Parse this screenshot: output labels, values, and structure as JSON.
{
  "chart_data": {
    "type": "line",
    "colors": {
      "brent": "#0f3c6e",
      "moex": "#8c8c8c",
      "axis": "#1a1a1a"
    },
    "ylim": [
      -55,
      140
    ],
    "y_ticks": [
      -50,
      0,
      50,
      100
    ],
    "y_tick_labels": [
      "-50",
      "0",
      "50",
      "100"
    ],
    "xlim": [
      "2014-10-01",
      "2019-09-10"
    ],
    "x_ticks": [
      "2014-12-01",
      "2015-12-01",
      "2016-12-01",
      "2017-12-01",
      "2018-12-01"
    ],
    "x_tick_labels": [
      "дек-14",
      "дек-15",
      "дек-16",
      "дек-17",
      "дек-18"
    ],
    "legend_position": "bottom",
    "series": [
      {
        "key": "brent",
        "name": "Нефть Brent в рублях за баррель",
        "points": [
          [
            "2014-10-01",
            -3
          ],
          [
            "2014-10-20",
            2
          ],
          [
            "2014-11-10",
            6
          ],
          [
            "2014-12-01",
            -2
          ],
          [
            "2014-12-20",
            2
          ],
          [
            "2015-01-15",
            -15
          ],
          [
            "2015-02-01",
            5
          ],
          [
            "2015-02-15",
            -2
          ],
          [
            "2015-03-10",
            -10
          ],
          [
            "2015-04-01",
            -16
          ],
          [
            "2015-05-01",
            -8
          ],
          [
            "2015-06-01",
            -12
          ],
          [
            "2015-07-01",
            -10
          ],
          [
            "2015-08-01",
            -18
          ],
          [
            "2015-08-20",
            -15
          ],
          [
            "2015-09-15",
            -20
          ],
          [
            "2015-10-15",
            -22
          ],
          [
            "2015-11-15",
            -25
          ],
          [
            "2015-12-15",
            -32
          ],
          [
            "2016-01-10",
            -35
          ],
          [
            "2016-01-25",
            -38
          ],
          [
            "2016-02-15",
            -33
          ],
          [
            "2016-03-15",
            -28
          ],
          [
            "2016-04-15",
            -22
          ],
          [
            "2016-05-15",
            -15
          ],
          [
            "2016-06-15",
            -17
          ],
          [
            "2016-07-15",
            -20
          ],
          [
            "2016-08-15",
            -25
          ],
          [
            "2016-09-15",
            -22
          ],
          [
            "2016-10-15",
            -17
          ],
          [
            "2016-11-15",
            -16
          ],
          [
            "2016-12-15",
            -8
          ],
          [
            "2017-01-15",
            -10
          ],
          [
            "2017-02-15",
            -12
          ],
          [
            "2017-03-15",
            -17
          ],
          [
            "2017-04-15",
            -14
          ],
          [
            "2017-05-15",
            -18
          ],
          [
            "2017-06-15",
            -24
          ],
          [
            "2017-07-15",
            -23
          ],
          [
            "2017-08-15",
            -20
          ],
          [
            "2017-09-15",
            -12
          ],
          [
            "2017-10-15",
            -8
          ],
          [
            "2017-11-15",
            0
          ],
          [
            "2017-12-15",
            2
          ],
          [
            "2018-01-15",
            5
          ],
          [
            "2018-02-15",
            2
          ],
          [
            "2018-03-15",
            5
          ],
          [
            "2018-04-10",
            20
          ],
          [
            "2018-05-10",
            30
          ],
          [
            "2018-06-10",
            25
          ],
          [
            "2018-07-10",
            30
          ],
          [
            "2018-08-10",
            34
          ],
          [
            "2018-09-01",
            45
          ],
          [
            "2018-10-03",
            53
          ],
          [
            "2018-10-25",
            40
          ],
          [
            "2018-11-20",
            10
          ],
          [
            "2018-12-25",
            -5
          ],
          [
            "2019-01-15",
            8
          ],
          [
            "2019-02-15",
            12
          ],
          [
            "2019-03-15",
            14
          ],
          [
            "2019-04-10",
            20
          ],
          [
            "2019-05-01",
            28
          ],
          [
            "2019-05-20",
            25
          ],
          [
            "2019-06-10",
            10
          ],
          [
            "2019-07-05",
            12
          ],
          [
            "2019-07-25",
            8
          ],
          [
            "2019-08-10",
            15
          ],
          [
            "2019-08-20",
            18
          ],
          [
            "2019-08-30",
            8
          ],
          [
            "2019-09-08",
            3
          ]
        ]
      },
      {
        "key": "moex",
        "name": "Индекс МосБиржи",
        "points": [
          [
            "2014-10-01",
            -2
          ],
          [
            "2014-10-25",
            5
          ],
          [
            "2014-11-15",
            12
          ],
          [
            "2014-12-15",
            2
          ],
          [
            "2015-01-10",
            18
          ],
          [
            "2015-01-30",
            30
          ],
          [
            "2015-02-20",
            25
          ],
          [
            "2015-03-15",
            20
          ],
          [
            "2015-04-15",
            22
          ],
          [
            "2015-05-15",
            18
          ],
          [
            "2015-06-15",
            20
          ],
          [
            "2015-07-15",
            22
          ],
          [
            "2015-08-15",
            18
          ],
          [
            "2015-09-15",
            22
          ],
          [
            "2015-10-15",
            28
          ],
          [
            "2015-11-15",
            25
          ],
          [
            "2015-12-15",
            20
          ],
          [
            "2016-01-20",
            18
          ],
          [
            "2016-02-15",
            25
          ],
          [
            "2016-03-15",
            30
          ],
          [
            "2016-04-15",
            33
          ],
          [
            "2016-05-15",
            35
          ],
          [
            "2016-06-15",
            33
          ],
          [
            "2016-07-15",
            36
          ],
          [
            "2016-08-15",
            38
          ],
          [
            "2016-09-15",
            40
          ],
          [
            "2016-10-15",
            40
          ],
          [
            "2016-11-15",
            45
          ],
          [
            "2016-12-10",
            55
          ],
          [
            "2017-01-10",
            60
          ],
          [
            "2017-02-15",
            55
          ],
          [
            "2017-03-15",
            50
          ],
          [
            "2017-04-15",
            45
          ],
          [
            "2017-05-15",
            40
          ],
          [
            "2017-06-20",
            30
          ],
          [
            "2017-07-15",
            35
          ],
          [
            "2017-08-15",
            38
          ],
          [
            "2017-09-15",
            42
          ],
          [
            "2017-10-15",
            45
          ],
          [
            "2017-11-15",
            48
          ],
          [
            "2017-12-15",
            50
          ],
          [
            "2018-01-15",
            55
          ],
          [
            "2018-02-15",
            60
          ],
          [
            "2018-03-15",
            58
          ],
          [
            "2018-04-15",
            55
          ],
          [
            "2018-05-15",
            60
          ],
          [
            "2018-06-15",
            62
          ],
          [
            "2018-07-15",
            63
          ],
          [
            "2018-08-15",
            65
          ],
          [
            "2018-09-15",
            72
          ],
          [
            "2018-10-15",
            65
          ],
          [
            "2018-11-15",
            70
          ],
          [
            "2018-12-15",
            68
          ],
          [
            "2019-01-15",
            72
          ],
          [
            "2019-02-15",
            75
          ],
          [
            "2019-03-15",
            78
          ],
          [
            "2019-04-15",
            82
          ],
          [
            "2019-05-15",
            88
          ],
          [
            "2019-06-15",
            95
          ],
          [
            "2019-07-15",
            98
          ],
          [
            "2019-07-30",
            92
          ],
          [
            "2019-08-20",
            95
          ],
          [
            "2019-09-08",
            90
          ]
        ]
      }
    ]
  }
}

____

◆ **What to do**:
Repeat the material above in full, exactly as it stands.

◆ **Answer for this exercise**:
Parse this screenshot: output labels, values, and structure as JSON.
{
  "chart_data": {
    "type": "line",
    "colors": {
      "brent": "#0f3c6e",
      "moex": "#8c8c8c",
      "axis": "#1a1a1a"
    },
    "ylim": [
      -55,
      140
    ],
    "y_ticks": [
      -50,
      0,
      50,
      100
    ],
    "y_tick_labels": [
      "-50",
      "0",
      "50",
      "100"
    ],
    "xlim": [
      "2014-10-01",
      "2019-09-10"
    ],
    "x_ticks": [
      "2014-12-01",
      "2015-12-01",
      "2016-12-01",
      "2017-12-01",
      "2018-12-01"
    ],
    "x_tick_labels": [
      "дек-14",
      "дек-15",
      "дек-16",
      "дек-17",
      "дек-18"
    ],
    "legend_position": "bottom",
    "series": [
      {
        "key": "brent",
        "name": "Нефть Brent в рублях за баррель",
        "points": [
          [
            "2014-10-01",
            -3
          ],
          [
            "2014-10-20",
            2
          ],
          [
            "2014-11-10",
            6
          ],
          [
            "2014-12-01",
            -2
          ],
          [
            "2014-12-20",
            2
          ],
          [
            "2015-01-15",
            -15
          ],
          [
            "2015-02-01",
            5
          ],
          [
            "2015-02-15",
            -2
          ],
          [
            "2015-03-10",
            -10
          ],
          [
            "2015-04-01",
            -16
          ],
          [
            "2015-05-01",
            -8
          ],
          [
            "2015-06-01",
            -12
          ],
          [
            "2015-07-01",
            -10
          ],
          [
            "2015-08-01",
            -18
          ],
          [
            "2015-08-20",
            -15
          ],
          [
            "2015-09-15",
            -20
          ],
          [
            "2015-10-15",
            -22
          ],
          [
            "2015-11-15",
            -25
          ],
          [
            "2015-12-15",
            -32
          ],
          [
            "2016-01-10",
            -35
          ],
          [
            "2016-01-25",
            -38
          ],
          [
            "2016-02-15",
            -33
          ],
          [
            "2016-03-15",
            -28
          ],
          [
            "2016-04-15",
            -22
          ],
          [
            "2016-05-15",
            -15
          ],
          [
            "2016-06-15",
            -17
          ],
          [
            "2016-07-15",
            -20
          ],
          [
            "2016-08-15",
            -25
          ],
          [
            "2016-09-15",
            -22
          ],
          [
            "2016-10-15",
            -17
          ],
          [
            "2016-11-15",
            -16
          ],
          [
            "2016-12-15",
            -8
          ],
          [
            "2017-01-15",
            -10
          ],
          [
            "2017-02-15",
            -12
          ],
          [
            "2017-03-15",
            -17
          ],
          [
            "2017-04-15",
            -14
          ],
          [
            "2017-05-15",
            -18
          ],
          [
            "2017-06-15",
            -24
          ],
          [
            "2017-07-15",
            -23
          ],
          [
            "2017-08-15",
            -20
          ],
          [
            "2017-09-15",
            -12
          ],
          [
            "2017-10-15",
            -8
          ],
          [
            "2017-11-15",
            0
          ],
          [
            "2017-12-15",
            2
          ],
          [
            "2018-01-15",
            5
          ],
          [
            "2018-02-15",
            2
          ],
          [
            "2018-03-15",
            5
          ],
          [
            "2018-04-10",
            20
          ],
          [
            "2018-05-10",
            30
          ],
          [
            "2018-06-10",
            25
          ],
          [
            "2018-07-10",
            30
          ],
          [
            "2018-08-10",
            34
          ],
          [
            "2018-09-01",
            45
          ],
          [
            "2018-10-03",
            53
          ],
          [
            "2018-10-25",
            40
          ],
          [
            "2018-11-20",
            10
          ],
          [
            "2018-12-25",
            -5
          ],
          [
            "2019-01-15",
            8
          ],
          [
            "2019-02-15",
            12
          ],
          [
            "2019-03-15",
            14
          ],
          [
            "2019-04-10",
            20
          ],
          [
            "2019-05-01",
            28
          ],
          [
            "2019-05-20",
            25
          ],
          [
            "2019-06-10",
            10
          ],
          [
            "2019-07-05",
            12
          ],
          [
            "2019-07-25",
            8
          ],
          [
            "2019-08-10",
            15
          ],
          [
            "2019-08-20",
            18
          ],
          [
            "2019-08-30",
            8
          ],
          [
            "2019-09-08",
            3
          ]
        ]
      },
      {
        "key": "moex",
        "name": "Индекс МосБиржи",
        "points": [
          [
            "2014-10-01",
            -2
          ],
          [
            "2014-10-25",
            5
          ],
          [
            "2014-11-15",
            12
          ],
          [
            "2014-12-15",
            2
          ],
          [
            "2015-01-10",
            18
          ],
          [
            "2015-01-30",
            30
          ],
          [
            "2015-02-20",
            25
          ],
          [
            "2015-03-15",
            20
          ],
          [
            "2015-04-15",
            22
          ],
          [
            "2015-05-15",
            18
          ],
          [
            "2015-06-15",
            20
          ],
          [
            "2015-07-15",
            22
          ],
          [
            "2015-08-15",
            18
          ],
          [
            "2015-09-15",
            22
          ],
          [
            "2015-10-15",
            28
          ],
          [
            "2015-11-15",
            25
          ],
          [
            "2015-12-15",
            20
          ],
          [
            "2016-01-20",
            18
          ],
          [
            "2016-02-15",
            25
          ],
          [
            "2016-03-15",
            30
          ],
          [
            "2016-04-15",
            33
          ],
          [
            "2016-05-15",
            35
          ],
          [
            "2016-06-15",
            33
          ],
          [
            "2016-07-15",
            36
          ],
          [
            "2016-08-15",
            38
          ],
          [
            "2016-09-15",
            40
          ],
          [
            "2016-10-15",
            40
          ],
          [
            "2016-11-15",
            45
          ],
          [
            "2016-12-10",
            55
          ],
          [
            "2017-01-10",
            60
          ],
          [
            "2017-02-15",
            55
          ],
          [
            "2017-03-15",
            50
          ],
          [
            "2017-04-15",
            45
          ],
          [
            "2017-05-15",
            40
          ],
          [
            "2017-06-20",
            30
          ],
          [
            "2017-07-15",
            35
          ],
          [
            "2017-08-15",
            38
          ],
          [
            "2017-09-15",
            42
          ],
          [
            "2017-10-15",
            45
          ],
          [
            "2017-11-15",
            48
          ],
          [
            "2017-12-15",
            50
          ],
          [
            "2018-01-15",
            55
          ],
          [
            "2018-02-15",
            60
          ],
          [
            "2018-03-15",
            58
          ],
          [
            "2018-04-15",
            55
          ],
          [
            "2018-05-15",
            60
          ],
          [
            "2018-06-15",
            62
          ],
          [
            "2018-07-15",
            63
          ],
          [
            "2018-08-15",
            65
          ],
          [
            "2018-09-15",
            72
          ],
          [
            "2018-10-15",
            65
          ],
          [
            "2018-11-15",
            70
          ],
          [
            "2018-12-15",
            68
          ],
          [
            "2019-01-15",
            72
          ],
          [
            "2019-02-15",
            75
          ],
          [
            "2019-03-15",
            78
          ],
          [
            "2019-04-15",
            82
          ],
          [
            "2019-05-15",
            88
          ],
          [
            "2019-06-15",
            95
          ],
          [
            "2019-07-15",
            98
          ],
          [
            "2019-07-30",
            92
          ],
          [
            "2019-08-20",
            95
          ],
          [
            "2019-09-08",
            90
          ]
        ]
      }
    ]
  }
}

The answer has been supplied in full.